Brief |
Look over the lines below. Report each one that includes the string "Load".

────────────────

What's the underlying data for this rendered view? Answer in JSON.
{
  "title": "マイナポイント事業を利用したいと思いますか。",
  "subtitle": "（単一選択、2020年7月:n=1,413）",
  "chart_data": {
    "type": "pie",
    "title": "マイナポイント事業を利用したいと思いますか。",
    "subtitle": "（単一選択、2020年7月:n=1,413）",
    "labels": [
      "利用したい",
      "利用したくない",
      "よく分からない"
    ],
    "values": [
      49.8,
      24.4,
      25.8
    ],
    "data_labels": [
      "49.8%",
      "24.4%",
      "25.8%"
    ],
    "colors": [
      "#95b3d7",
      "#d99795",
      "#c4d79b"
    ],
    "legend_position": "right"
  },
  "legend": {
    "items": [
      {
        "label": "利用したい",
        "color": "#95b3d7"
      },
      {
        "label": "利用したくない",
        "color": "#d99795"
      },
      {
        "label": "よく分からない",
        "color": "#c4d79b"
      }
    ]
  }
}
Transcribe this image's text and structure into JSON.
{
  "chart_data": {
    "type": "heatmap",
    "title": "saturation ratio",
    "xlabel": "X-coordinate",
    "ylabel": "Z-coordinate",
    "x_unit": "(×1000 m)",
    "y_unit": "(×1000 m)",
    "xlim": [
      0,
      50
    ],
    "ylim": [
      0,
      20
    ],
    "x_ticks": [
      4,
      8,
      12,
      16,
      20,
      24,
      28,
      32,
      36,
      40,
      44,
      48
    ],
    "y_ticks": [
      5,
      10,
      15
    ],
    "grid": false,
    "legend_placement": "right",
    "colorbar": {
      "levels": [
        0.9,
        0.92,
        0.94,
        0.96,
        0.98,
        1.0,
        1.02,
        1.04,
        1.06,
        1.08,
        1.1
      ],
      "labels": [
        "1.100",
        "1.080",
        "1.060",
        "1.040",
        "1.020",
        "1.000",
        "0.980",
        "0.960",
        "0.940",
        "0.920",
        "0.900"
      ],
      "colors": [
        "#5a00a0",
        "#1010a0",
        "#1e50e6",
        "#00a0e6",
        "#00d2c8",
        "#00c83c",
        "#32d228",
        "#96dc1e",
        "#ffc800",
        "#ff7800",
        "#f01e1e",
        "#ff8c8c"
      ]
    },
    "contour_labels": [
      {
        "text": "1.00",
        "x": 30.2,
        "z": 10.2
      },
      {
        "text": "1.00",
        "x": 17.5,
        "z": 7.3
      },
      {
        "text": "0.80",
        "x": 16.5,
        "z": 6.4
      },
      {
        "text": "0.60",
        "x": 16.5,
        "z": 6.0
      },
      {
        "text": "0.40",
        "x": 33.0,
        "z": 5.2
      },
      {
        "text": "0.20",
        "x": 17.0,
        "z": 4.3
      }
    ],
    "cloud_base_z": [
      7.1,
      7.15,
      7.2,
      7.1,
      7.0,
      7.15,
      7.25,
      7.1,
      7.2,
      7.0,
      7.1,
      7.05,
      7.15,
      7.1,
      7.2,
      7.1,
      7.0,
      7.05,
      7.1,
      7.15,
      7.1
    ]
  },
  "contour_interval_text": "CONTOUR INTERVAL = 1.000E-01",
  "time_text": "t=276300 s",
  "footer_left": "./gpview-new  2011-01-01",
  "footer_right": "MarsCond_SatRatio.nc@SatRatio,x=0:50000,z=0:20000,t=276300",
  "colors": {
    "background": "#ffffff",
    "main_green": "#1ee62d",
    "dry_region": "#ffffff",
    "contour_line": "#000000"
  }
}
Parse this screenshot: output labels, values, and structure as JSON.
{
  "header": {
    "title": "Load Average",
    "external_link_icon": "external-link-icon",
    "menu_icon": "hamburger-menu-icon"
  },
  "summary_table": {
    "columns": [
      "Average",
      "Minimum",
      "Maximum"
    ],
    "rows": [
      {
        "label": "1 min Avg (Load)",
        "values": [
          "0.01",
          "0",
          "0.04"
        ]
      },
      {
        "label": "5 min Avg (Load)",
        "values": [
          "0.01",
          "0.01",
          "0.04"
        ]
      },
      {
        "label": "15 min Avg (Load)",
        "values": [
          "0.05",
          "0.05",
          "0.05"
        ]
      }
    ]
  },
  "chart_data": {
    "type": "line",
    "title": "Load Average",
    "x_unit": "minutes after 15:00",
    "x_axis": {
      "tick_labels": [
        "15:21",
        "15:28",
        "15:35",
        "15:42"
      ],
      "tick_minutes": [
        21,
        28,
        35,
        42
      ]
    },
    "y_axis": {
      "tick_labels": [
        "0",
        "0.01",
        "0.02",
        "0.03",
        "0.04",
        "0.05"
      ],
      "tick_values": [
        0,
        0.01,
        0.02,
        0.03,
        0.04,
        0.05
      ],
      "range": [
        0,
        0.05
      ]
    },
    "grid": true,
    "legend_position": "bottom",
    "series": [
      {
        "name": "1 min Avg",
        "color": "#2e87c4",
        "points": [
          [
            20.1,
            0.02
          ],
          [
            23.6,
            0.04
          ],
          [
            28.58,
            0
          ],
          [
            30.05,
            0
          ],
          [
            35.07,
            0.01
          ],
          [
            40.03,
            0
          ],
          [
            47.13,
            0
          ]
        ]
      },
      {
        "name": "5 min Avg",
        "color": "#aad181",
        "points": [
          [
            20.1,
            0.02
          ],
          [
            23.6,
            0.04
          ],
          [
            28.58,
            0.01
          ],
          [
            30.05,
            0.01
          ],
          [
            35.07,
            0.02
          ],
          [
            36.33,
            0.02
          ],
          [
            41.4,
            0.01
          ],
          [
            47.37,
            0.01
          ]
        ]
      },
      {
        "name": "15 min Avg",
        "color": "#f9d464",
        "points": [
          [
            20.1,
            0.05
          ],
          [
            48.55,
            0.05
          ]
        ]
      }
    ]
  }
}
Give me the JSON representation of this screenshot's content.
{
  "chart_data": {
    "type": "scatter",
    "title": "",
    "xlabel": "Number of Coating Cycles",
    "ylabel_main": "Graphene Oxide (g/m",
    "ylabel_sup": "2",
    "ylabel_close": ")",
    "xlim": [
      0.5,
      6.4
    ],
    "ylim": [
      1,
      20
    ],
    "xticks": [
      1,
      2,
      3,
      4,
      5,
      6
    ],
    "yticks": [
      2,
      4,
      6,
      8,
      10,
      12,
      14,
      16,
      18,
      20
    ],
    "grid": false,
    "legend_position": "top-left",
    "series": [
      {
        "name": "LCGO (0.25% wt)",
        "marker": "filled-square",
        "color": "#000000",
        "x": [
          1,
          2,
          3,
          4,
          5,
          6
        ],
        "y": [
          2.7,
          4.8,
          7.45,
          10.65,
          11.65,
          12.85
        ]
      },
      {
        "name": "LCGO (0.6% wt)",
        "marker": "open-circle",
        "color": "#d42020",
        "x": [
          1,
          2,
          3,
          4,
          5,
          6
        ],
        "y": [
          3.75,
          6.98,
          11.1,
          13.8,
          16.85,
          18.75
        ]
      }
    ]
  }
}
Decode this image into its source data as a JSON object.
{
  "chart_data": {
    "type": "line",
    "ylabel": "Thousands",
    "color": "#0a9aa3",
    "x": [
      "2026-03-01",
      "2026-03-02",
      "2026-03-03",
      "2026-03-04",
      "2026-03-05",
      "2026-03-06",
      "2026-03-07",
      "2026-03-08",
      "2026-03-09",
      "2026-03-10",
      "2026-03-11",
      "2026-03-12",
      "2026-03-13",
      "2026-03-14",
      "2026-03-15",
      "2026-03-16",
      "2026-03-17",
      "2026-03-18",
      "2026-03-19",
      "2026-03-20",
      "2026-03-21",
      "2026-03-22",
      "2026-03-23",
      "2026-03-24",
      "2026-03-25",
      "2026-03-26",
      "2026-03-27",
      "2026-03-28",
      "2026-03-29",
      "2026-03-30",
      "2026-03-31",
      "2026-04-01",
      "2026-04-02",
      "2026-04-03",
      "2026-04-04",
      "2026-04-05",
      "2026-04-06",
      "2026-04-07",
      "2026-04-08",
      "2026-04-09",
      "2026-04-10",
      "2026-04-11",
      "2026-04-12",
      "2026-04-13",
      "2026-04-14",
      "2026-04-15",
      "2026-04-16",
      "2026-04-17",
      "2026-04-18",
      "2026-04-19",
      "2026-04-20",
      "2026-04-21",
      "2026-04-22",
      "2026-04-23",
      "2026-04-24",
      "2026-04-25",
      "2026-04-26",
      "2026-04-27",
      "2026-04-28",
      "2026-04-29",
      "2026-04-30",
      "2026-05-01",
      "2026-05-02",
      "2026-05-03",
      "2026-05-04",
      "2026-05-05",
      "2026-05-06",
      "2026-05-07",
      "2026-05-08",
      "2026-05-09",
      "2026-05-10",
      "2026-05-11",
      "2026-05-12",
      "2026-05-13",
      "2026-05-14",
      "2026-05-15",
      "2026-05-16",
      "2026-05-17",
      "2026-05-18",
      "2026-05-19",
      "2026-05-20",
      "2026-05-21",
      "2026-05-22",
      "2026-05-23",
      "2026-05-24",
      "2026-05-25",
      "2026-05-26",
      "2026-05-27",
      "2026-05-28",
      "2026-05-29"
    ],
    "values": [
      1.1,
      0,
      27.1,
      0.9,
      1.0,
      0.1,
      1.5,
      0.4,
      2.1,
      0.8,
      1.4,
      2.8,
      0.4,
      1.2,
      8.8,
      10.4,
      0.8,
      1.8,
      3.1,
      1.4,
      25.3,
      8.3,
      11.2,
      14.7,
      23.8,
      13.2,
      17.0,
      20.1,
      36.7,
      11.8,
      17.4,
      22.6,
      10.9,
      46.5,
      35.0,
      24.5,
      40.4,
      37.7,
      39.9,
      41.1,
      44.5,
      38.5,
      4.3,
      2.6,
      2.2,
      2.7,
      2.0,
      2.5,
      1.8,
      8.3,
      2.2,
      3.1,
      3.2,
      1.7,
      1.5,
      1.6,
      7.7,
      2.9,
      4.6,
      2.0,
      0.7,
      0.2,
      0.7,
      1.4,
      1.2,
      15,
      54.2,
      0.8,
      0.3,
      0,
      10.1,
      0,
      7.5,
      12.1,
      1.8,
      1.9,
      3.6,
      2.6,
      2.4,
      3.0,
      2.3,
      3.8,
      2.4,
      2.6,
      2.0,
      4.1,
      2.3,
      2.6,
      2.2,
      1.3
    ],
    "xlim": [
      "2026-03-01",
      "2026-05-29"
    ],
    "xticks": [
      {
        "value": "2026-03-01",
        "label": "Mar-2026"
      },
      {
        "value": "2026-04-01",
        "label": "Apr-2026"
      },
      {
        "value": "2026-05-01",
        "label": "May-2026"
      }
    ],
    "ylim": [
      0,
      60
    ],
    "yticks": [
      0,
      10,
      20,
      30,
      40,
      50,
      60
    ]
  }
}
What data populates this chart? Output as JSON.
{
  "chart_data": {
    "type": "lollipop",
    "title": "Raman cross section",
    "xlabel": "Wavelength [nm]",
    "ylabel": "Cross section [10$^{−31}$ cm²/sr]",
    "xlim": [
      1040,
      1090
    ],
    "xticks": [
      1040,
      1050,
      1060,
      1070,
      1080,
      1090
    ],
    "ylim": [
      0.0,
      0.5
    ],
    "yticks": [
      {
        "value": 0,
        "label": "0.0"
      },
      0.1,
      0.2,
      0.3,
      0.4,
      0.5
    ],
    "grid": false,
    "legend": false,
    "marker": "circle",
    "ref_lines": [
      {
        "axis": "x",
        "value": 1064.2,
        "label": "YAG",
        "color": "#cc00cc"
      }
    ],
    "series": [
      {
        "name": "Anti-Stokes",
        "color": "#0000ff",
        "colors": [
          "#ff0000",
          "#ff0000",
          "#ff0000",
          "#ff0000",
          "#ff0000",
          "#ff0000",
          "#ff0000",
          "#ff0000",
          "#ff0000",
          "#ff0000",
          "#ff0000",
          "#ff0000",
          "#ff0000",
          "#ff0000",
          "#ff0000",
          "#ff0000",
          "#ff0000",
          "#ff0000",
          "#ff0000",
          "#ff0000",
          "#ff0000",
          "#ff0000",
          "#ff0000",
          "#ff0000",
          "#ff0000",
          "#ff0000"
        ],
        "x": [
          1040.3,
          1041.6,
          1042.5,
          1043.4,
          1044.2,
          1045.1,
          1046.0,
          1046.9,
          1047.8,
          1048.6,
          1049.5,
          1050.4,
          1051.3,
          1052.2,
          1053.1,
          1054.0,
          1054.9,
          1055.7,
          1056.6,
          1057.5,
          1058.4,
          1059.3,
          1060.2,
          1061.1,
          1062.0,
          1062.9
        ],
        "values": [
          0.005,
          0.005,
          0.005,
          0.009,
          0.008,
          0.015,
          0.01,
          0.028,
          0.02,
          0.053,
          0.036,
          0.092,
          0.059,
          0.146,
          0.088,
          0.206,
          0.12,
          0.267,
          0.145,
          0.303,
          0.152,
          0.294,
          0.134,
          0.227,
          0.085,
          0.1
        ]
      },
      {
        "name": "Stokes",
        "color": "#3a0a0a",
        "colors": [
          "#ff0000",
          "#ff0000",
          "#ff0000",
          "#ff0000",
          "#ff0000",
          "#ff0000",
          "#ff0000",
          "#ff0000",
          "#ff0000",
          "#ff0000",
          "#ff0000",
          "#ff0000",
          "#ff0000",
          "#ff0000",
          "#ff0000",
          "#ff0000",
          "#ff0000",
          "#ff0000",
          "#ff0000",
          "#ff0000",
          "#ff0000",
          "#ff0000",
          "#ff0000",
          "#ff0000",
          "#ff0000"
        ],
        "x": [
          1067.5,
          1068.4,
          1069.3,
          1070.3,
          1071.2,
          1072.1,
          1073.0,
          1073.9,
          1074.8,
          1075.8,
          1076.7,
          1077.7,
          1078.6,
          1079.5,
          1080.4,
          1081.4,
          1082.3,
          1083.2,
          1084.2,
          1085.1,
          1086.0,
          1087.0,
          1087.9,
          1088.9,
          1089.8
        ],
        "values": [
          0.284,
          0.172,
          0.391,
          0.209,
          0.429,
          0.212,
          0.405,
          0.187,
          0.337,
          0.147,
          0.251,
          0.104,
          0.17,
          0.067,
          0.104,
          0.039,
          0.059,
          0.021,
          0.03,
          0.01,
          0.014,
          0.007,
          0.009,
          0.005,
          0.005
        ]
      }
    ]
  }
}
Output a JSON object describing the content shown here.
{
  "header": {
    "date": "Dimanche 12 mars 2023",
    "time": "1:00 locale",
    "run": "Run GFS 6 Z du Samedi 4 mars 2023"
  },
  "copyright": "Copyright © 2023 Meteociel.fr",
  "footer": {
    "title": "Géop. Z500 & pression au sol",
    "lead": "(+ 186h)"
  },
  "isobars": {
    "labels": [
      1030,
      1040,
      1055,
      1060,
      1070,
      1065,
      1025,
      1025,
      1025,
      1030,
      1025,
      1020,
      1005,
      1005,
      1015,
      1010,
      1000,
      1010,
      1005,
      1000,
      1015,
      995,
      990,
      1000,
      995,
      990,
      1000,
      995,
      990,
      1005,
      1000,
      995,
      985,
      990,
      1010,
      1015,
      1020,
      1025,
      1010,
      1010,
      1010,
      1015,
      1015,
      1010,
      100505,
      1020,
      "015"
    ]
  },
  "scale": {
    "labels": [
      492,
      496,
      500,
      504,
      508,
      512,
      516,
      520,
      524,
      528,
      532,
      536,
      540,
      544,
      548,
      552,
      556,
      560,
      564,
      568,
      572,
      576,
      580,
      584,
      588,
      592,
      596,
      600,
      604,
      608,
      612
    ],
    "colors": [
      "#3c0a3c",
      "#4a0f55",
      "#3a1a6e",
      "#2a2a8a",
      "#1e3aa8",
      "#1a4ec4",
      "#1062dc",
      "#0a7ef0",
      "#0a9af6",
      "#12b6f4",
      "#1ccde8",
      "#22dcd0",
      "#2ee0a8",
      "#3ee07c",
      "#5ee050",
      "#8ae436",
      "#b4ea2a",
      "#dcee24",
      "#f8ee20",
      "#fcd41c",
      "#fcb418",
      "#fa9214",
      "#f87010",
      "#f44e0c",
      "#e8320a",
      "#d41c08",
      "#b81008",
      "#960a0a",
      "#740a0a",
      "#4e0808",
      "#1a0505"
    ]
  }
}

────────────────

Task solution |
    "title": "Load Average",
        "label": "1 min Avg (Load)",
        "label": "5 min Avg (Load)",
        "label": "15 min Avg (Load)",
    "title": "Load Average",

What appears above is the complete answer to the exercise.